• DO THIS: Go through the entries below and count the lines holding the word "kind". Reply with only the number, please.

------ TASK DATA

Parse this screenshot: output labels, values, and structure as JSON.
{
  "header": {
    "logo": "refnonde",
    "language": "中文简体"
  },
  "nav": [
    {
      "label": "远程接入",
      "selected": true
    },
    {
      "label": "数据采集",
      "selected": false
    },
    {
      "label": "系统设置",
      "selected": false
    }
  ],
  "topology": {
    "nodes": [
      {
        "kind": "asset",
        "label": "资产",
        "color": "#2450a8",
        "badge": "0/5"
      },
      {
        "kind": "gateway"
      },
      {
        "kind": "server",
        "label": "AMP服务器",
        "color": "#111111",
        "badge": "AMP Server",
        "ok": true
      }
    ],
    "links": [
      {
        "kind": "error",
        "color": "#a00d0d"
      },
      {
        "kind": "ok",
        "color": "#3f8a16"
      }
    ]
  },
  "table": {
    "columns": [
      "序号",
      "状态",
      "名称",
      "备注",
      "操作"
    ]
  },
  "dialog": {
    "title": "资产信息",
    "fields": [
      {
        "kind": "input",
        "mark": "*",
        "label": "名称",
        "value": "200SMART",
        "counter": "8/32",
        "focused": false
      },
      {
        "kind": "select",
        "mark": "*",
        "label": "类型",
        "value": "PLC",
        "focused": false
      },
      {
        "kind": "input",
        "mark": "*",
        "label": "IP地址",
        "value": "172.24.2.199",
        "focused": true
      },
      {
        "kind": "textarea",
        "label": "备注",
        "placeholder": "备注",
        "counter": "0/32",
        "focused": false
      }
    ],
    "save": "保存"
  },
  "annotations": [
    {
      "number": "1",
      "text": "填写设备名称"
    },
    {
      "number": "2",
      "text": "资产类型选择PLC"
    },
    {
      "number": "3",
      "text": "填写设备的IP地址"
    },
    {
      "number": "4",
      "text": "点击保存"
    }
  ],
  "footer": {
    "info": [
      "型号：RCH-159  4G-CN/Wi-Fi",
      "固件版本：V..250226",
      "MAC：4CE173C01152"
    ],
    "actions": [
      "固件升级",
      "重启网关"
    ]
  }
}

------------

• RESULT: 9